Excerpt

__________________________________________________

ATB: Florida’s Decison to Foul, Dezmine Wells’ Hops, & the Putridity of Utah Basketball…

Posted by rtmsf on December 8th, 2011

Tonight’s Lede. On the 70th anniversary of the attack on Pearl Harbor, it’s only fitting that tonight’s slate of games was filled with the element of surprise. Astonishment at the ending of regulation in Florida versus Arizona; marvel at Vandy’s big man returning to the floor several weeks early; shock at just how far Utah basketball has fallen since its run to the finals in 1998; wonder that Badger fans didn’t pack the place tonight. There’s plenty to discuss on a busy Wednesday night in college basketball, so let’s jump to it.

Your Watercooler Moment. Florida’s Decision to Foul Arizona.

Donovan Could Not Believe That Prather Was Called For a Foul In the Late-Game Situation (AP)

Clearly Florida’s plan with five seconds to go and leading Arizona by three was to quickly foul the Wildcats to send them to the line. We’ve discussed the merits (and demerits) of this strategy in this space and on Twitter many times before, but it always creates an additional element of intrigue when a coach chooses to employ it. According to HSAC, teams only chose this strategy 12% of the time in 2009-10, and there was no discernible advantage in terms of the final outcome of the game (meaning teams won and lost at a statistically equal rates regardless of strategy). In tonight’s game, Florida’s decision for Casey Prather to immediately reach in and foul Solomon Hill on the inbounds play with five seconds remaining backfired in that the nearby referee rewarded Hill for throwing his arms into a shooting motion immediately after the catch. Three foul shot makes and a missed Florida prayer later, the game was headed to overtime. Florida ended up winning in the extra period, 78-72, but Donovan’s decision to have his player foul in that situation shows exactly why it terrifies coaches to employ the strategy. Even if it were statistically sound (and that’s not yet been proven, as far as we know), no coach wants to hear all the second-guessing that comes with such a decision when it backfires, as it very nearly did for the Gators tonight. More on the Arizona-Florida game below.

Dunkdafied. When Xavier’s Dezmine Wells dunks the ball, he shoots it down the rim like it’s a nerf ball coming out of his hand. As for Illinois’ Brandon Paul, he just takes everyone within a five-foot radius with him.

Tonight’s Quick Hits...

  • Return of Festus Ezeli. Vanderbilt’s star center came back from injury just in time to save his team from perhaps another early loss in a closely-fought game tonight at Davidson. In only 21 minutes of action, he had 15 points, six boards and two blocks coming off the bench. Furthermore, his four offensive rebounds led to five Vanderbilt points, a rather important amount in a game where the final margin was four (87-83) in favor of the Commodores. If Vandy hopes to reach its lofty goals for this season, they absolutely need to have their big man healthy and in the lineup — tonight is a great example of why that is true.

__________________________________________________

Stored rows
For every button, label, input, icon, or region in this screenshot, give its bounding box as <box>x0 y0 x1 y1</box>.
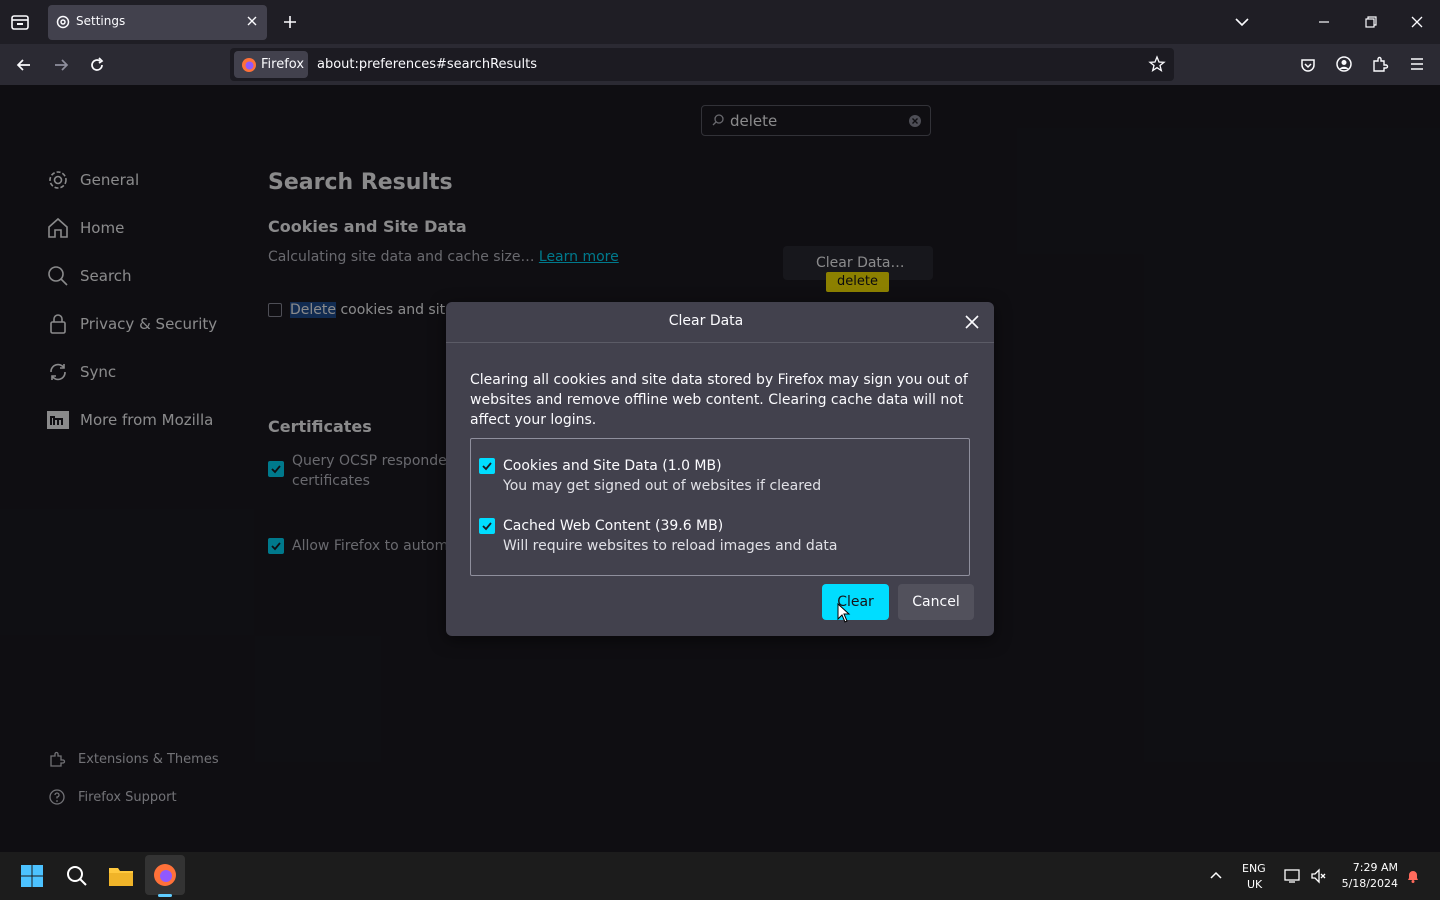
url-text[interactable]: about:preferences#searchResults <box>317 57 537 72</box>
mouse-cursor-icon <box>837 603 851 623</box>
cache-option-subtitle: Will require websites to reload images a… <box>503 538 838 554</box>
dialog-description: Clearing all cookies and site data store… <box>470 372 968 428</box>
pocket-icon[interactable] <box>1299 56 1317 74</box>
notification-bell-icon[interactable] <box>1405 868 1421 884</box>
taskbar-firefox-icon[interactable] <box>145 855 185 895</box>
cookies-checkbox[interactable] <box>479 458 495 474</box>
close-icon[interactable] <box>963 313 981 331</box>
star-icon[interactable] <box>1148 55 1166 73</box>
close-tab-icon[interactable] <box>244 13 260 29</box>
language-indicator[interactable]: ENG <box>1242 862 1266 875</box>
chevron-down-icon[interactable] <box>1233 14 1251 30</box>
firefox-view-icon[interactable] <box>8 10 32 34</box>
file-explorer-icon[interactable] <box>108 865 134 887</box>
account-icon[interactable] <box>1335 55 1353 73</box>
gear-icon <box>55 14 71 30</box>
taskbar-search-icon[interactable] <box>65 864 89 888</box>
puzzle-icon[interactable] <box>1371 55 1389 73</box>
cache-checkbox[interactable] <box>479 518 495 534</box>
identity-label: Firefox <box>261 57 305 72</box>
cache-option[interactable]: Cached Web Content (39.6 MB) Will requir… <box>479 518 837 554</box>
region-indicator[interactable]: UK <box>1247 878 1262 891</box>
hamburger-menu-icon[interactable] <box>1408 56 1426 72</box>
cancel-button-label: Cancel <box>912 594 960 610</box>
minimize-icon[interactable] <box>1316 14 1332 30</box>
cookies-option-title: Cookies and Site Data (1.0 MB) <box>503 458 722 474</box>
network-icon[interactable] <box>1284 868 1302 884</box>
clear-button-label: Clear <box>837 594 874 610</box>
cookies-option[interactable]: Cookies and Site Data (1.0 MB) You may g… <box>479 458 821 494</box>
taskbar <box>0 852 1440 900</box>
close-window-icon[interactable] <box>1409 14 1425 30</box>
volume-muted-icon[interactable] <box>1310 868 1328 884</box>
cookies-option-subtitle: You may get signed out of websites if cl… <box>503 478 822 494</box>
clock-date[interactable]: 5/18/2024 <box>1340 877 1398 890</box>
forward-arrow-icon[interactable] <box>51 55 71 75</box>
tab-title: Settings <box>76 14 126 28</box>
firefox-logo-icon <box>241 57 257 73</box>
dialog-title: Clear Data <box>668 313 744 329</box>
restore-icon[interactable] <box>1363 14 1379 30</box>
back-arrow-icon[interactable] <box>14 55 34 75</box>
reload-icon[interactable] <box>87 55 107 75</box>
clock-time[interactable]: 7:29 AM <box>1350 861 1398 874</box>
cache-option-title: Cached Web Content (39.6 MB) <box>503 518 724 534</box>
new-tab-icon[interactable] <box>281 13 299 31</box>
chevron-up-icon[interactable] <box>1208 868 1224 884</box>
active-app-indicator <box>158 894 172 897</box>
windows-start-icon[interactable] <box>20 864 44 888</box>
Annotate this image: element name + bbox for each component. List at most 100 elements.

__________________________________________________

Task to carry out
Reproduce the college basketball recap from "Tonight’s Lede. On" up to and including "Late-Game Situation (AP)", replacing "element of surprise" with "element of the unexpected" throughout.

Written answer
Tonight’s Lede. On the 70th anniversary of the attack on Pearl Harbor, it’s only fitting that tonight’s slate of games was filled with the element of the unexpected. Astonishment at the ending of regulation in Florida versus Arizona; marvel at Vandy’s big man returning to the floor several weeks early; shock at just how far Utah basketball has fallen since its run to the finals in 1998; wonder that Badger fans didn’t pack the place tonight. There’s plenty to discuss on a busy Wednesday night in college basketball, so let’s jump to it.

Your Watercooler Moment. Florida’s Decision to Foul Arizona.

Donovan Could Not Believe That Prather Was Called For a Foul In the Late-Game Situation (AP)